** START Stored data **

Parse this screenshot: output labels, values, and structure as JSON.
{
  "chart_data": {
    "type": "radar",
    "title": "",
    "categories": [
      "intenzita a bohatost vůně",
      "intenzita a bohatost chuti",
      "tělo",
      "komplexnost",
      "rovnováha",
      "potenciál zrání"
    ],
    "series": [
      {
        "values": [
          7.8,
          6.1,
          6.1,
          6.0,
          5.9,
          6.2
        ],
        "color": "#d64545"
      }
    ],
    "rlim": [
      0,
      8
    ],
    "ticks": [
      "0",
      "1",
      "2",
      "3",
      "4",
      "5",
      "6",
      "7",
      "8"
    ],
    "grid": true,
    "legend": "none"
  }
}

** END Stored data **
** START Stored data **

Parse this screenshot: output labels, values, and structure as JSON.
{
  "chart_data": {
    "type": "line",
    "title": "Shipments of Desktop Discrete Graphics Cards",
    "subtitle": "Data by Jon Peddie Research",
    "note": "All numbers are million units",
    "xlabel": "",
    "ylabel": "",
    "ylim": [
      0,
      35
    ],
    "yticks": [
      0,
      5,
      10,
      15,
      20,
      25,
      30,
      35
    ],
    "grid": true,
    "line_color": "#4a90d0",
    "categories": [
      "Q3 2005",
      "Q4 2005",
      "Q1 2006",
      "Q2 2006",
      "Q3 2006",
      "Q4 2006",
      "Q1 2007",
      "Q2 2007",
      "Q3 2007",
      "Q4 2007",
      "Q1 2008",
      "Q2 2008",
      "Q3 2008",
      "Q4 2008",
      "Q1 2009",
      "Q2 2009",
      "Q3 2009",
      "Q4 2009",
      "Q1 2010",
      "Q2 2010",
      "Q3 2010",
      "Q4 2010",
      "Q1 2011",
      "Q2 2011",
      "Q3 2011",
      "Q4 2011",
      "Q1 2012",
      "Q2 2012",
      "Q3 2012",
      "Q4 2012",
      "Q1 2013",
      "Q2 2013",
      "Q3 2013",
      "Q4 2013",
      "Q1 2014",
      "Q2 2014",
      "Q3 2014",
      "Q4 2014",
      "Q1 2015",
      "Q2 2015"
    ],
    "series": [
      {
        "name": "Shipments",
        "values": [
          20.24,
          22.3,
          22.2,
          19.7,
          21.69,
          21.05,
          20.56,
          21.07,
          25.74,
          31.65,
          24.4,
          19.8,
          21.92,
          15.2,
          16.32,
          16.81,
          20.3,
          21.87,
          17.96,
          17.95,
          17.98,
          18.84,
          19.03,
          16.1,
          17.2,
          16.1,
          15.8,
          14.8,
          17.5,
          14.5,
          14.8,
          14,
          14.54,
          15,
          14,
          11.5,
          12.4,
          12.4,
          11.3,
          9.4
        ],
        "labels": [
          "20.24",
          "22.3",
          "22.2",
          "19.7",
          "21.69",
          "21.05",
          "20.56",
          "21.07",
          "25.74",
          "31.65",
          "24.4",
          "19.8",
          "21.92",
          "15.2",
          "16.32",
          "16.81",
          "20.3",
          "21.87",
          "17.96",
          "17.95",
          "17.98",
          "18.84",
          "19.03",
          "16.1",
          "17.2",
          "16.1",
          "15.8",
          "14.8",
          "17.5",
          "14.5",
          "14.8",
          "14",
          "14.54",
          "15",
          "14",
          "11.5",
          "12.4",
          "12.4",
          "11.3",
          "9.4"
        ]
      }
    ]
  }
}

** END Stored data **

Which lines include the word "Shipments"? Copy every one of them.

§ Result for this task
    "title": "Shipments of Desktop Discrete Graphics Cards",
        "name": "Shipments",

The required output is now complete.